Stored records:
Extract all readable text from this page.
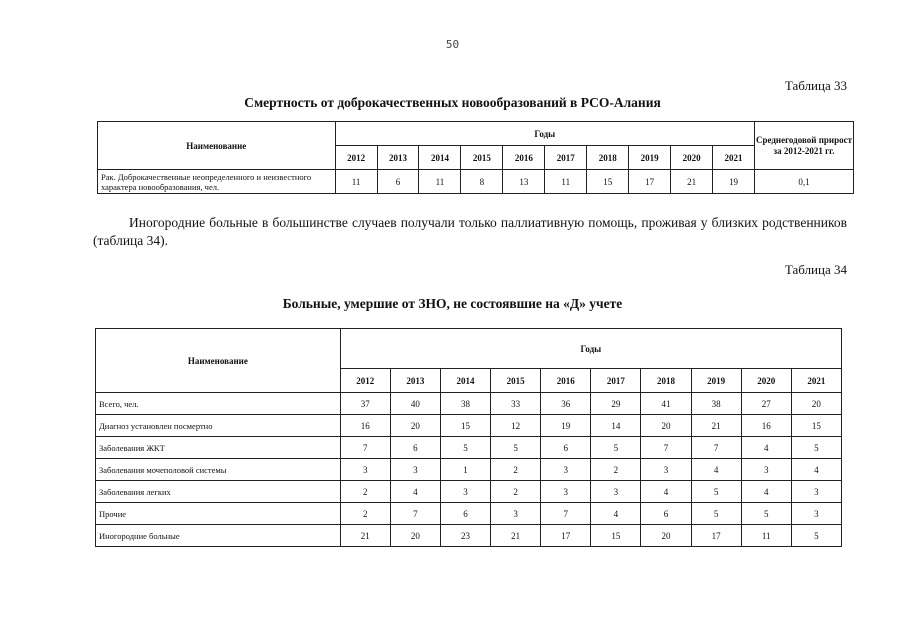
50
Таблица 33
Смертность от доброкачественных новообразований в РСО-Алания
Наименование	Годы										Среднегодовой прирост за 2012-2021 гг.
	2012	2013	2014	2015	2016	2017	2018	2019	2020	2021	
Рак. Доброкачественные неопределенного и неизвестного характера новообразования, чел.	11	6	11	8	13	11	15	17	21	19	0,1
Иногородние больные в большинстве случаев получали только паллиативную помощь, проживая у близких родственников (таблица 34).
Таблица 34
Больные, умершие от ЗНО, не состоявшие на «Д» учете
Наименование	Годы									
	2012	2013	2014	2015	2016	2017	2018	2019	2020	2021
Всего, чел.	37	40	38	33	36	29	41	38	27	20
Диагноз установлен посмертно	16	20	15	12	19	14	20	21	16	15
Заболевания ЖКТ	7	6	5	5	6	5	7	7	4	5
Заболевания мочеполовой системы	3	3	1	2	3	2	3	4	3	4
Заболевания легких	2	4	3	2	3	3	4	5	4	3
Прочие	2	7	6	3	7	4	6	5	5	3
Иногородние больные	21	20	23	21	17	15	20	17	11	5
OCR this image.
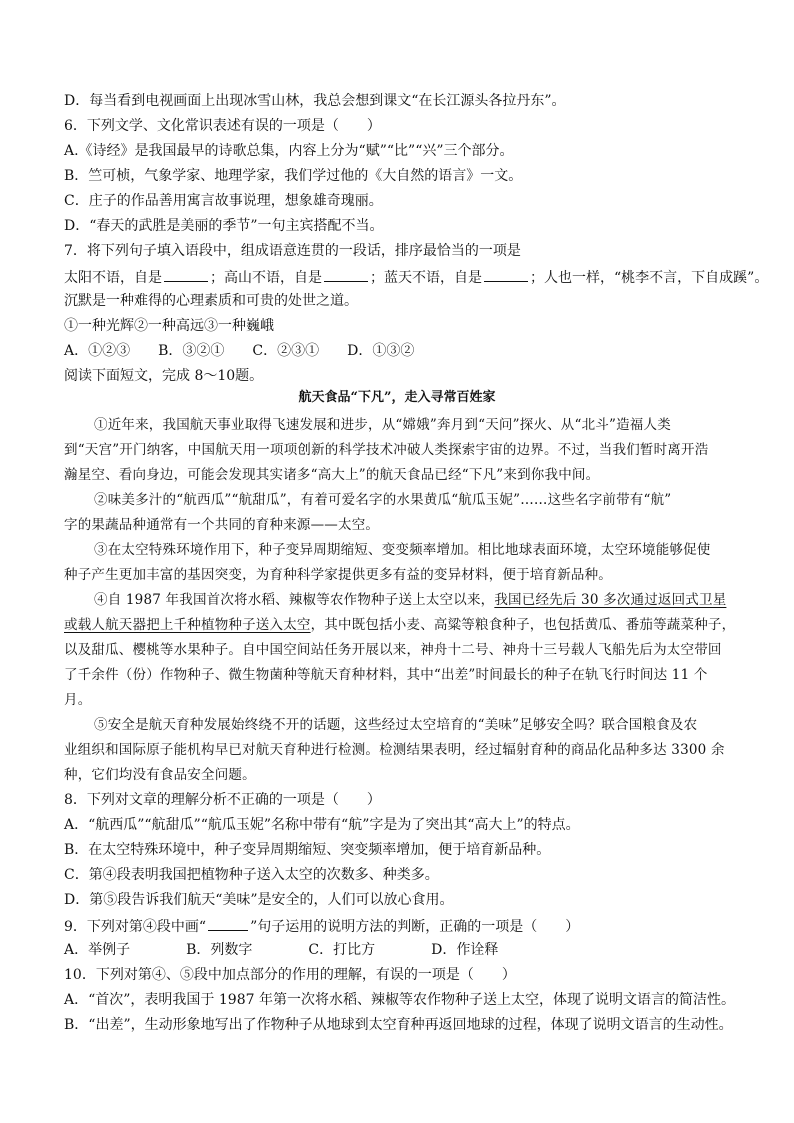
D．每当看到电视画面上出现冰雪山林，我总会想到课文“在长江源头各拉丹东”。
6．下列文学、文化常识表述有误的一项是（　　）
A.《诗经》是我国最早的诗歌总集，内容上分为“赋”“比”“兴”三个部分。
B．竺可桢，气象学家、地理学家，我们学过他的《大自然的语言》一文。
C．庄子的作品善用寓言故事说理，想象雄奇瑰丽。
D．“春天的武胜是美丽的季节”一句主宾搭配不当。
7．将下列句子填入语段中，组成语意连贯的一段话，排序最恰当的一项是
太阳不语，自是	；高山不语，自是	；蓝天不语，自是	；人也一样，“桃李不言，下自成蹊”。
沉默是一种难得的心理素质和可贵的处世之道。
①一种光辉②一种高远③一种巍峨
A．①②③　　B．③②①　　C．②③①　　D．①③②
阅读下面短文，完成 8～10题。
航天食品“下凡”，走入寻常百姓家
①近年来，我国航天事业取得飞速发展和进步，从“嫦娥”奔月到“天问”探火、从“北斗”造福人类
到“天宫”开门纳客，中国航天用一项项创新的科学技术冲破人类探索宇宙的边界。不过，当我们暂时离开浩
瀚星空、看向身边，可能会发现其实诸多“高大上”的航天食品已经“下凡”来到你我中间。
②味美多汁的“航西瓜”“航甜瓜”，有着可爱名字的水果黄瓜“航瓜玉妮”……这些名字前带有“航”
字的果蔬品种通常有一个共同的育种来源——太空。
③在太空特殊环境作用下，种子变异周期缩短、变变频率增加。相比地球表面环境，太空环境能够促使
种子产生更加丰富的基因突变，为育种科学家提供更多有益的变异材料，便于培育新品种。
④自 1987 年我国首次将水稻、辣椒等农作物种子送上太空以来，我国已经先后 30 多次通过返回式卫星
或载人航天器把上千种植物种子送入太空，其中既包括小麦、高粱等粮食种子，也包括黄瓜、番茄等蔬菜种子，
以及甜瓜、樱桃等水果种子。自中国空间站任务开展以来，神舟十二号、神舟十三号载人飞船先后为太空带回
了千余件（份）作物种子、微生物菌种等航天育种材料，其中“出差”时间最长的种子在轨飞行时间达 11 个
月。
⑤安全是航天育种发展始终绕不开的话题，这些经过太空培育的“美味”足够安全吗？联合国粮食及农
业组织和国际原子能机构早已对航天育种进行检测。检测结果表明，经过辐射育种的商品化品种多达 3300 余
种，它们均没有食品安全问题。
8．下列对文章的理解分析不正确的一项是（　　）
A．“航西瓜”“航甜瓜”“航瓜玉妮”名称中带有“航”字是为了突出其“高大上”的特点。
B．在太空特殊环境中，种子变异周期缩短、突变频率增加，便于培育新品种。
C．第④段表明我国把植物种子送入太空的次数多、种类多。
D．第⑤段告诉我们航天“美味”是安全的，人们可以放心食用。
9．下列对第④段中画“	”句子运用的说明方法的判断，正确的一项是（　　）
A．举例子　　　　B．列数字　　　　C．打比方　　　　D．作诠释
10．下列对第④、⑤段中加点部分的作用的理解，有误的一项是（　　）
A．“首次”，表明我国于 1987 年第一次将水稻、辣椒等农作物种子送上太空，体现了说明文语言的简洁性。
B．“出差”，生动形象地写出了作物种子从地球到太空育种再返回地球的过程，体现了说明文语言的生动性。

#### Written problem
From the material above, copy everything exactly but the pictures.

#### Output below
Extract all readable text from this page.
50
Таблица 33
Смертность от доброкачественных новообразований в РСО-Алания
Наименование	Годы										Среднегодовой прирост за 2012-2021 гг.
	2012	2013	2014	2015	2016	2017	2018	2019	2020	2021	
Рак. Доброкачественные неопределенного и неизвестного характера новообразования, чел.	11	6	11	8	13	11	15	17	21	19	0,1
Иногородние больные в большинстве случаев получали только паллиативную помощь, проживая у близких родственников (таблица 34).
Таблица 34
Больные, умершие от ЗНО, не состоявшие на «Д» учете
Наименование	Годы									
	2012	2013	2014	2015	2016	2017	2018	2019	2020	2021
Всего, чел.	37	40	38	33	36	29	41	38	27	20
Диагноз установлен посмертно	16	20	15	12	19	14	20	21	16	15
Заболевания ЖКТ	7	6	5	5	6	5	7	7	4	5
Заболевания мочеполовой системы	3	3	1	2	3	2	3	4	3	4
Заболевания легких	2	4	3	2	3	3	4	5	4	3
Прочие	2	7	6	3	7	4	6	5	5	3
Иногородние больные	21	20	23	21	17	15	20	17	11	5
OCR this image.
D．每当看到电视画面上出现冰雪山林，我总会想到课文“在长江源头各拉丹东”。
6．下列文学、文化常识表述有误的一项是（　　）
A.《诗经》是我国最早的诗歌总集，内容上分为“赋”“比”“兴”三个部分。
B．竺可桢，气象学家、地理学家，我们学过他的《大自然的语言》一文。
C．庄子的作品善用寓言故事说理，想象雄奇瑰丽。
D．“春天的武胜是美丽的季节”一句主宾搭配不当。
7．将下列句子填入语段中，组成语意连贯的一段话，排序最恰当的一项是
太阳不语，自是	；高山不语，自是	；蓝天不语，自是	；人也一样，“桃李不言，下自成蹊”。
沉默是一种难得的心理素质和可贵的处世之道。
①一种光辉②一种高远③一种巍峨
A．①②③　　B．③②①　　C．②③①　　D．①③②
阅读下面短文，完成 8～10题。
航天食品“下凡”，走入寻常百姓家
①近年来，我国航天事业取得飞速发展和进步，从“嫦娥”奔月到“天问”探火、从“北斗”造福人类
到“天宫”开门纳客，中国航天用一项项创新的科学技术冲破人类探索宇宙的边界。不过，当我们暂时离开浩
瀚星空、看向身边，可能会发现其实诸多“高大上”的航天食品已经“下凡”来到你我中间。
②味美多汁的“航西瓜”“航甜瓜”，有着可爱名字的水果黄瓜“航瓜玉妮”……这些名字前带有“航”
字的果蔬品种通常有一个共同的育种来源——太空。
③在太空特殊环境作用下，种子变异周期缩短、变变频率增加。相比地球表面环境，太空环境能够促使
种子产生更加丰富的基因突变，为育种科学家提供更多有益的变异材料，便于培育新品种。
④自 1987 年我国首次将水稻、辣椒等农作物种子送上太空以来，我国已经先后 30 多次通过返回式卫星
或载人航天器把上千种植物种子送入太空，其中既包括小麦、高粱等粮食种子，也包括黄瓜、番茄等蔬菜种子，
以及甜瓜、樱桃等水果种子。自中国空间站任务开展以来，神舟十二号、神舟十三号载人飞船先后为太空带回
了千余件（份）作物种子、微生物菌种等航天育种材料，其中“出差”时间最长的种子在轨飞行时间达 11 个
月。
⑤安全是航天育种发展始终绕不开的话题，这些经过太空培育的“美味”足够安全吗？联合国粮食及农
业组织和国际原子能机构早已对航天育种进行检测。检测结果表明，经过辐射育种的商品化品种多达 3300 余
种，它们均没有食品安全问题。
8．下列对文章的理解分析不正确的一项是（　　）
A．“航西瓜”“航甜瓜”“航瓜玉妮”名称中带有“航”字是为了突出其“高大上”的特点。
B．在太空特殊环境中，种子变异周期缩短、突变频率增加，便于培育新品种。
C．第④段表明我国把植物种子送入太空的次数多、种类多。
D．第⑤段告诉我们航天“美味”是安全的，人们可以放心食用。
9．下列对第④段中画“	”句子运用的说明方法的判断，正确的一项是（　　）
A．举例子　　　　B．列数字　　　　C．打比方　　　　D．作诠释
10．下列对第④、⑤段中加点部分的作用的理解，有误的一项是（　　）
A．“首次”，表明我国于 1987 年第一次将水稻、辣椒等农作物种子送上太空，体现了说明文语言的简洁性。
B．“出差”，生动形象地写出了作物种子从地球到太空育种再返回地球的过程，体现了说明文语言的生动性。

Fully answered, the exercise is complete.